Select all lines with the string "content" in them, and copy those lines.

──────── Dataset records ────────

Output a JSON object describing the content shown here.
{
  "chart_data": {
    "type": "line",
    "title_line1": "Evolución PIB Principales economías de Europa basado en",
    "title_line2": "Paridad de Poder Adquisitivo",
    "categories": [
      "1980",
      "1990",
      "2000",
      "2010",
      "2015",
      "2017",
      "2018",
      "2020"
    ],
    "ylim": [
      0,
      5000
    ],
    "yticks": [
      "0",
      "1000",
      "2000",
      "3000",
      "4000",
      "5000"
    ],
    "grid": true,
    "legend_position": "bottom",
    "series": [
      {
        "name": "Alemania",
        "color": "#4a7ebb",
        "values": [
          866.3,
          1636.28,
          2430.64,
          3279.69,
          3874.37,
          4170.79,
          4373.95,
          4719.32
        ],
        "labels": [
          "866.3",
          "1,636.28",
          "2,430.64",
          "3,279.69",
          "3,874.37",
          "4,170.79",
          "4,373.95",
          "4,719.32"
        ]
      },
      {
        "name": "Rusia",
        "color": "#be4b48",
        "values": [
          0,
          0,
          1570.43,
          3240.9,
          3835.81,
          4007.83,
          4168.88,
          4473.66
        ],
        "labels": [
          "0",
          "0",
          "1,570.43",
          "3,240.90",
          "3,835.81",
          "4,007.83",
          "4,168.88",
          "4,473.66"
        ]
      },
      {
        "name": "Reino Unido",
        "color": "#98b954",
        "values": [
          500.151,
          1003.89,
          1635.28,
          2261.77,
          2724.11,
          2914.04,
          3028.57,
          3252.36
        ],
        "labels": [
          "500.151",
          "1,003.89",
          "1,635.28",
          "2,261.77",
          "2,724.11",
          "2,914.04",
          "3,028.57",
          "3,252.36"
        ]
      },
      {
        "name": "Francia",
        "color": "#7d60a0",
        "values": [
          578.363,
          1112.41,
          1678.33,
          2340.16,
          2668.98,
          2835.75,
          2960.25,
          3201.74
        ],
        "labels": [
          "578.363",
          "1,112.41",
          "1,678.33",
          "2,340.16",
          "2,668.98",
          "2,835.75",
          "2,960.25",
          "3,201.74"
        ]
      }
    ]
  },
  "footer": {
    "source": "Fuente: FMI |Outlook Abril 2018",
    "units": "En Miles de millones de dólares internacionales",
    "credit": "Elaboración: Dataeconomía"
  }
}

────────
──────── Dataset records ────────

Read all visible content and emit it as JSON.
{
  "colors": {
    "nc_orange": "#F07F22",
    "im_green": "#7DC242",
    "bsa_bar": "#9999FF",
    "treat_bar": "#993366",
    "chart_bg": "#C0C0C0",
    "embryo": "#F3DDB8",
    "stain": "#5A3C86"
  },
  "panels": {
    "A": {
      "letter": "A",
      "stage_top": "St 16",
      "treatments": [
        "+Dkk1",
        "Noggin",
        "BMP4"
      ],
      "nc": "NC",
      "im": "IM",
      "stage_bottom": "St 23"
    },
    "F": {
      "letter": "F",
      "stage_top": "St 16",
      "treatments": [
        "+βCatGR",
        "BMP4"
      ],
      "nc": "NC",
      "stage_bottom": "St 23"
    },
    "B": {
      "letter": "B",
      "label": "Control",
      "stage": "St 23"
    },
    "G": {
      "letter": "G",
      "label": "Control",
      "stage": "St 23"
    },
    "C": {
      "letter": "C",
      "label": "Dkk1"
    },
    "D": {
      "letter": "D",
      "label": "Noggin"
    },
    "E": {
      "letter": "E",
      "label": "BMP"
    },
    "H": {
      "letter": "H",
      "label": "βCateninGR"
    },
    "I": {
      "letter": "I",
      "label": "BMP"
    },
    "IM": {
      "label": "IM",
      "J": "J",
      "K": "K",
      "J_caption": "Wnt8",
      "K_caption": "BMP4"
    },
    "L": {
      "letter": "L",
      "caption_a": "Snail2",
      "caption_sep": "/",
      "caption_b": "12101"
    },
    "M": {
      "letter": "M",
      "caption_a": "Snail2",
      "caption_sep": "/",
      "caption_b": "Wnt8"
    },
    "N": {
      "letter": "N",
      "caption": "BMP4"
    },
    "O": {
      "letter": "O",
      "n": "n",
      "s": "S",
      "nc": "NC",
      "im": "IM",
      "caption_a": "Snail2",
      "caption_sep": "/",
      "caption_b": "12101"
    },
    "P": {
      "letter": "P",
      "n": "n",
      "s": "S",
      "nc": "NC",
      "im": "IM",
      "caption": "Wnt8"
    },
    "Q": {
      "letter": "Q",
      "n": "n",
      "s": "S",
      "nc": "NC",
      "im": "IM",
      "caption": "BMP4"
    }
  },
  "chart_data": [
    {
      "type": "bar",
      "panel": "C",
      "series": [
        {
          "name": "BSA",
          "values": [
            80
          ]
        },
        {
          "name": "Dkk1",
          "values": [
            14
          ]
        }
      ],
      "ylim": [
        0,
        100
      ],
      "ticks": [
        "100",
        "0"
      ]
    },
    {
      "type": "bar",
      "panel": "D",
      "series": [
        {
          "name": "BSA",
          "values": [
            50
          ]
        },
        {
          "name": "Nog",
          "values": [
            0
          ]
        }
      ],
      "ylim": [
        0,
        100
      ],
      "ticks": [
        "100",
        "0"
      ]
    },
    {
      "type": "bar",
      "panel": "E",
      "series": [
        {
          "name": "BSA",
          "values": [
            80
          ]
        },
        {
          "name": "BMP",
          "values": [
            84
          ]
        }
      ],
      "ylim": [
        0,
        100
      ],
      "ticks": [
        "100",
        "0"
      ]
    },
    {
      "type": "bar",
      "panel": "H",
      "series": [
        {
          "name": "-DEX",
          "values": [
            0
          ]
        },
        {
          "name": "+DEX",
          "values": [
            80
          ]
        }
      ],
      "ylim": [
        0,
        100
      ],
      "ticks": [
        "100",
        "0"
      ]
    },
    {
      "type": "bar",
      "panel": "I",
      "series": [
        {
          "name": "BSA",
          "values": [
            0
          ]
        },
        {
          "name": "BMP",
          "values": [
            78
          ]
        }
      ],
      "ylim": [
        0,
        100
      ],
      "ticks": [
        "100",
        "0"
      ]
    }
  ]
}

────────

■ **Written solution**:
Output a JSON object describing the content shown here.
Read all visible content and emit it as JSON.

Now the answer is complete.